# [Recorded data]
* BEGIN *

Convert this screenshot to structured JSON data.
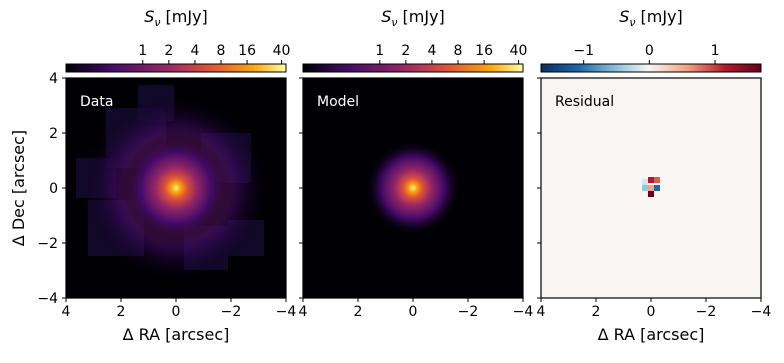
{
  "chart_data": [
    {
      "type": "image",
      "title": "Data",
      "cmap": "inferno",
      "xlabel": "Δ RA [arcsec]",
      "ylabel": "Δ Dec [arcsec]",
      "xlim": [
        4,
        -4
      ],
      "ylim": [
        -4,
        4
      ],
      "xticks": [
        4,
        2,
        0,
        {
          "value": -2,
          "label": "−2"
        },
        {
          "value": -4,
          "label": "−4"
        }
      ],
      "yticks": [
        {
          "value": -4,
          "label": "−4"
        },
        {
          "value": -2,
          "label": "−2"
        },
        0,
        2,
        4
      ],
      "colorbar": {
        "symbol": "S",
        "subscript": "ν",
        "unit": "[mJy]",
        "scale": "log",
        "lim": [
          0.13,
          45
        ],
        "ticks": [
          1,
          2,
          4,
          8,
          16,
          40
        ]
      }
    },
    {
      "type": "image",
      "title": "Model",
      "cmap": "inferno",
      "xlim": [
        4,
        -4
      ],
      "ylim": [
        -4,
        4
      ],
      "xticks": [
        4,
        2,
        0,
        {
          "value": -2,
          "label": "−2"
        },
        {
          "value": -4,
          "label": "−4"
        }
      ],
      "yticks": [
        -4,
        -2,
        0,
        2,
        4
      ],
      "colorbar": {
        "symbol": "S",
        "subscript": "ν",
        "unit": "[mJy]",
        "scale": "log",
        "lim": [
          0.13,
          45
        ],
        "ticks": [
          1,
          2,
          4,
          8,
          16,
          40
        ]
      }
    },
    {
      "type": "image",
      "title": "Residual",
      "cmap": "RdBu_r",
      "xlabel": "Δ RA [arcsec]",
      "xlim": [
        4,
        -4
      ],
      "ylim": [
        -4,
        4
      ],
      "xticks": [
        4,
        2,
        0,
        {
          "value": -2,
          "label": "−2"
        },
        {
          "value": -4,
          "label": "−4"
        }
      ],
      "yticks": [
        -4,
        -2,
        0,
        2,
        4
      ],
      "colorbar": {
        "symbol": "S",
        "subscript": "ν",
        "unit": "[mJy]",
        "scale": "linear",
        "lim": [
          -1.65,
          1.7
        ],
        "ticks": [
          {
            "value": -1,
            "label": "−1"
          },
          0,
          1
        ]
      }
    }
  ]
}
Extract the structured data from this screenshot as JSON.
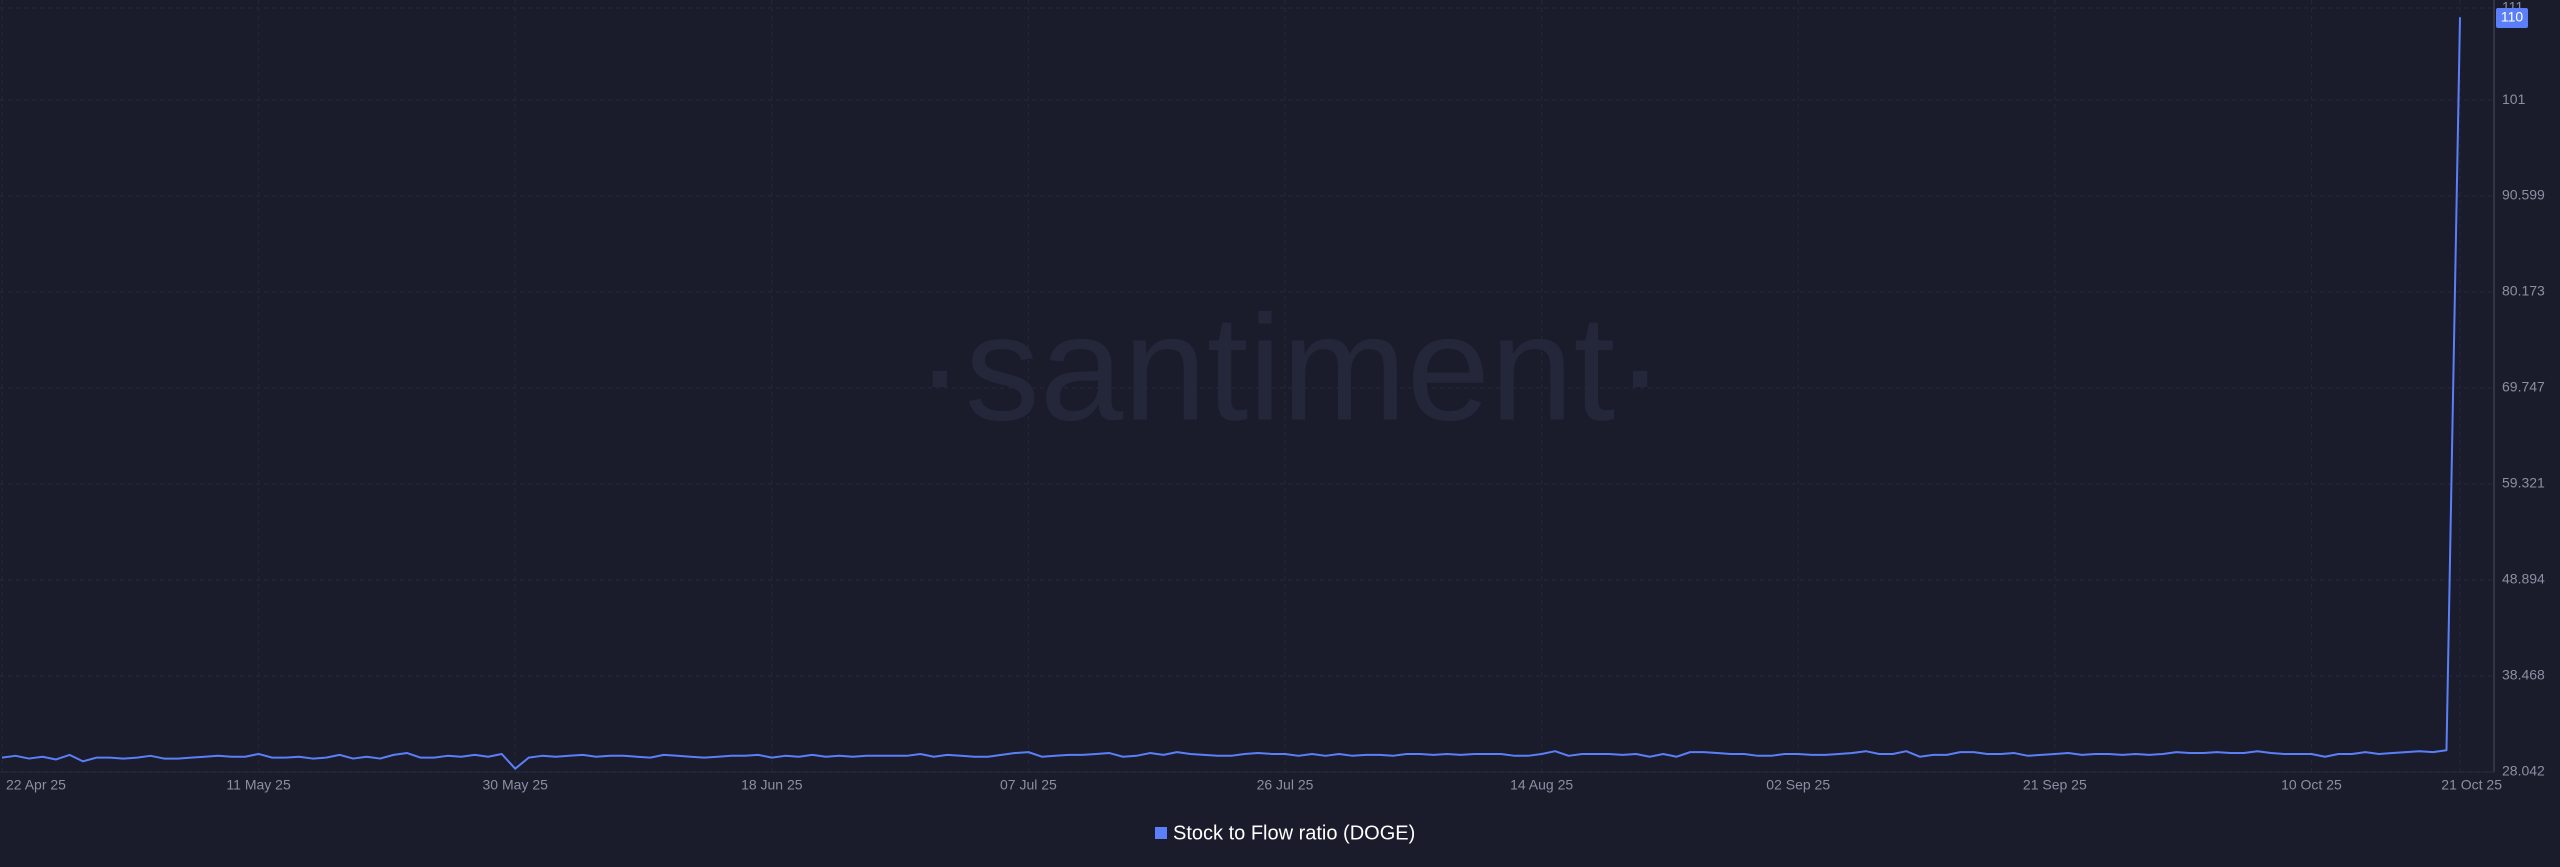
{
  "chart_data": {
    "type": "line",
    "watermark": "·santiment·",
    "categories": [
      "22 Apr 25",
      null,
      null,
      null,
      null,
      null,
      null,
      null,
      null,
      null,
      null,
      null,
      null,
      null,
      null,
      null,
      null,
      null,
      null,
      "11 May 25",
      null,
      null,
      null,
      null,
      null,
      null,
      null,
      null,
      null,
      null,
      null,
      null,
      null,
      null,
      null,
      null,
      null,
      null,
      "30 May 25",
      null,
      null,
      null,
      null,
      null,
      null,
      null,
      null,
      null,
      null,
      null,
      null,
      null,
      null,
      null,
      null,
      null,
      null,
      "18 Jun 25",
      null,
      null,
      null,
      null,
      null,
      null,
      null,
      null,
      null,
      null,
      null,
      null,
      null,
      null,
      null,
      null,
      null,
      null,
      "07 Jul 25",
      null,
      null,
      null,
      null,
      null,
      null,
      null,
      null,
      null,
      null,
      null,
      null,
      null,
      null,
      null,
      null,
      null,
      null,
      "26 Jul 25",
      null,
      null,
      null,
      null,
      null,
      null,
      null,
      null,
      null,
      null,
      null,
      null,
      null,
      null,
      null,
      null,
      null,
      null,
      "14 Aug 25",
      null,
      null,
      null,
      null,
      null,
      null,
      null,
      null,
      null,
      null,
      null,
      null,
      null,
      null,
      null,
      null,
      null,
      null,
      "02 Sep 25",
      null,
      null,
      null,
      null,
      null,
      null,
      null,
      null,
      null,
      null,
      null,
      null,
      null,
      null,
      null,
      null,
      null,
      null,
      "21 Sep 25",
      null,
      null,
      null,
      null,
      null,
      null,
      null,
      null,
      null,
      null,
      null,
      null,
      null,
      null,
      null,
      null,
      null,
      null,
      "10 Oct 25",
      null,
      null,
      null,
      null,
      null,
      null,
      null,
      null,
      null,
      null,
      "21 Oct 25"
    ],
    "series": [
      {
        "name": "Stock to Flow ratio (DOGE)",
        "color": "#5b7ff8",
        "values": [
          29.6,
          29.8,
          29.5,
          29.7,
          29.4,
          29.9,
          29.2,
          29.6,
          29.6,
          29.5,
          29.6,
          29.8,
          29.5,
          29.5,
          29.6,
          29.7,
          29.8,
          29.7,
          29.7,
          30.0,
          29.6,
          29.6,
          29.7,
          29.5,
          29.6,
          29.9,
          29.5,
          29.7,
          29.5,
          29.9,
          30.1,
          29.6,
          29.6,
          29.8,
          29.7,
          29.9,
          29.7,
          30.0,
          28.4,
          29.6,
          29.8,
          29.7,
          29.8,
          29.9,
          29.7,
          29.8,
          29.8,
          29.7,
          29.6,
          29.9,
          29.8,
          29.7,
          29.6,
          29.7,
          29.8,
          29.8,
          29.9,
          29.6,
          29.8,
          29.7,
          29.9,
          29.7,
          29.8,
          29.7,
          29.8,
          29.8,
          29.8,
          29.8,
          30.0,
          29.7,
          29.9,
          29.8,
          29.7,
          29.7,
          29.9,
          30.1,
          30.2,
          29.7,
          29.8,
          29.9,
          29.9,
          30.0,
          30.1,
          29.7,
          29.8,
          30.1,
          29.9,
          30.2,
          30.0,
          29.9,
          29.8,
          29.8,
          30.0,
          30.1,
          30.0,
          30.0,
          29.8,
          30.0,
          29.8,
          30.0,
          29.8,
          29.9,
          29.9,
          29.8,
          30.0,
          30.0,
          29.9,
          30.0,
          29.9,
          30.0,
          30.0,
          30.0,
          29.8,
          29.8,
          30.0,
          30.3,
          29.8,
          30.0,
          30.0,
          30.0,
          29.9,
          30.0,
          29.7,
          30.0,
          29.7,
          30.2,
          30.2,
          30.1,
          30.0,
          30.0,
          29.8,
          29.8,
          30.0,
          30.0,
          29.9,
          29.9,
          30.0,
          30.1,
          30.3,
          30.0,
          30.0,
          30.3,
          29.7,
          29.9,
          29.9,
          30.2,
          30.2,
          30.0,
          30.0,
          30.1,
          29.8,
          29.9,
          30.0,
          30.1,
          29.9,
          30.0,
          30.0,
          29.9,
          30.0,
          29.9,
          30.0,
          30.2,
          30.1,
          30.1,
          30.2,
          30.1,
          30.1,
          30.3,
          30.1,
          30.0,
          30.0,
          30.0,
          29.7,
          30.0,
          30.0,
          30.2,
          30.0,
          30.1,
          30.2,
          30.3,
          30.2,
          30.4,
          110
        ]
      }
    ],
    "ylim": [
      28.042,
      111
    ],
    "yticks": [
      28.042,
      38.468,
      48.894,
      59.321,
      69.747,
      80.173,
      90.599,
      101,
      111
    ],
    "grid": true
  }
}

* END *
* BEGIN *

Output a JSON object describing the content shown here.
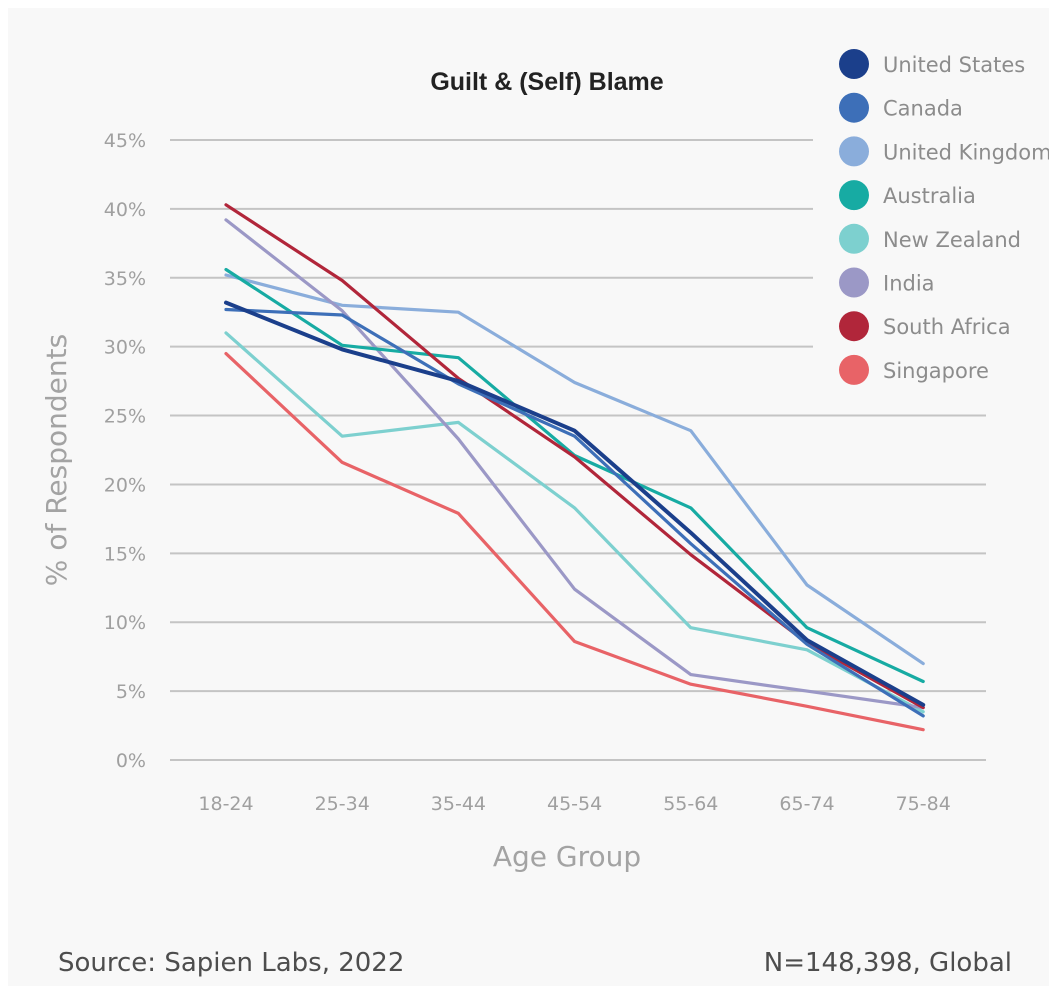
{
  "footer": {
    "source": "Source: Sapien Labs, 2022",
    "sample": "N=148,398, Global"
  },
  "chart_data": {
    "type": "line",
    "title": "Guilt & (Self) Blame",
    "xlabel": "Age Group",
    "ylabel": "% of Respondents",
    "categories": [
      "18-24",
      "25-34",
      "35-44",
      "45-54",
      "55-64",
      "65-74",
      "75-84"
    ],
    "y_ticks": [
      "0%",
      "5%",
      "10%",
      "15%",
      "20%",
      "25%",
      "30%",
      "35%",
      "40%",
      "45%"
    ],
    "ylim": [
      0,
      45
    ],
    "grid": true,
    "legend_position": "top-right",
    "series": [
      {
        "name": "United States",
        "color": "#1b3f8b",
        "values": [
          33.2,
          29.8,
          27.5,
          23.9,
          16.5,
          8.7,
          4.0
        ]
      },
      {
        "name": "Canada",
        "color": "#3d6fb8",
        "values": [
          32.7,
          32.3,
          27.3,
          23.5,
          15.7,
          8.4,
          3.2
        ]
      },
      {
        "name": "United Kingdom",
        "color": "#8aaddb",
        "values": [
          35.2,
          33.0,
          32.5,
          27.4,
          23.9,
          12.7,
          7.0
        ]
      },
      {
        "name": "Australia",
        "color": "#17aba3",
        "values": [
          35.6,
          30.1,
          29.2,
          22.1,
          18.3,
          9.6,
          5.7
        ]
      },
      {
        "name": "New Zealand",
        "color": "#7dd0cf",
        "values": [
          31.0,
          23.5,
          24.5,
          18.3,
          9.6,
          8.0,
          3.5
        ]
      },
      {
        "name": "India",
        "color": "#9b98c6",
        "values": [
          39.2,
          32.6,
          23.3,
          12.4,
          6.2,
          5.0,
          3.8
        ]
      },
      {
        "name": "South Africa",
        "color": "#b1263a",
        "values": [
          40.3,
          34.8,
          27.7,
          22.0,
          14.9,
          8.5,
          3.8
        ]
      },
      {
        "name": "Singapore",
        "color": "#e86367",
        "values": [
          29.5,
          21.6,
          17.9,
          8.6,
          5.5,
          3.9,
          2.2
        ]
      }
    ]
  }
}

* END *
* BEGIN *

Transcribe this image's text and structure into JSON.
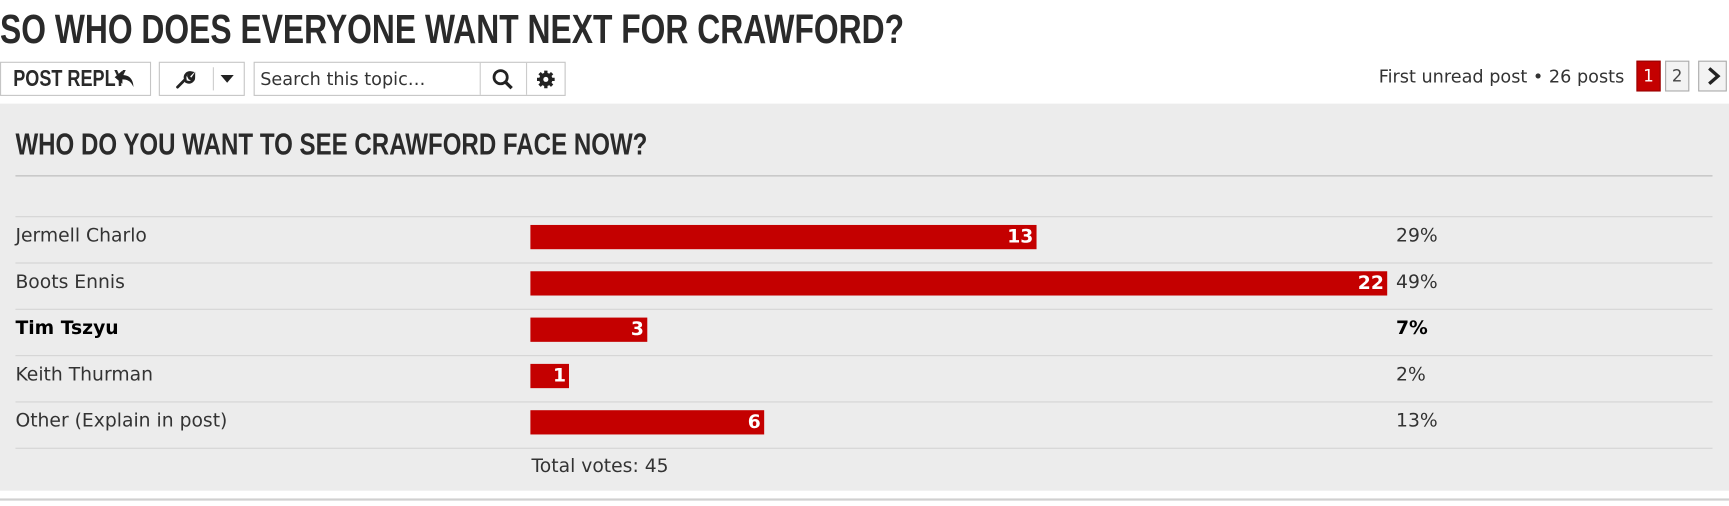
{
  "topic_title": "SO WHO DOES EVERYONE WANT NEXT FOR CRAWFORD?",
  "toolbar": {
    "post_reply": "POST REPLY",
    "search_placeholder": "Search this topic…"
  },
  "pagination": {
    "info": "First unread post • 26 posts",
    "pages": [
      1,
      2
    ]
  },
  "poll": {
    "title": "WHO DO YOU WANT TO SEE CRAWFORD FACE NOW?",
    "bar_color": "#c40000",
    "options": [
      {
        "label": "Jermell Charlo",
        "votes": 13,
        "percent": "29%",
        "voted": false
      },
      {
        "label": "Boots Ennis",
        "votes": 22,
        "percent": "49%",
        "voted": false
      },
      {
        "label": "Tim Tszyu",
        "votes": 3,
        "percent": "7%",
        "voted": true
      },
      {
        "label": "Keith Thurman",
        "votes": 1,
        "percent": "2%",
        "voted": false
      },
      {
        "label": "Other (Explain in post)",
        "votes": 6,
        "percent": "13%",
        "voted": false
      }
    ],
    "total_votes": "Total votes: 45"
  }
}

* END *

# [SHORT EXERCISE]
Return each line where "United" shows up.

# [SOLUTION TO THIS EXERCISE]
        "name": "United States",
        "name": "United Kingdom",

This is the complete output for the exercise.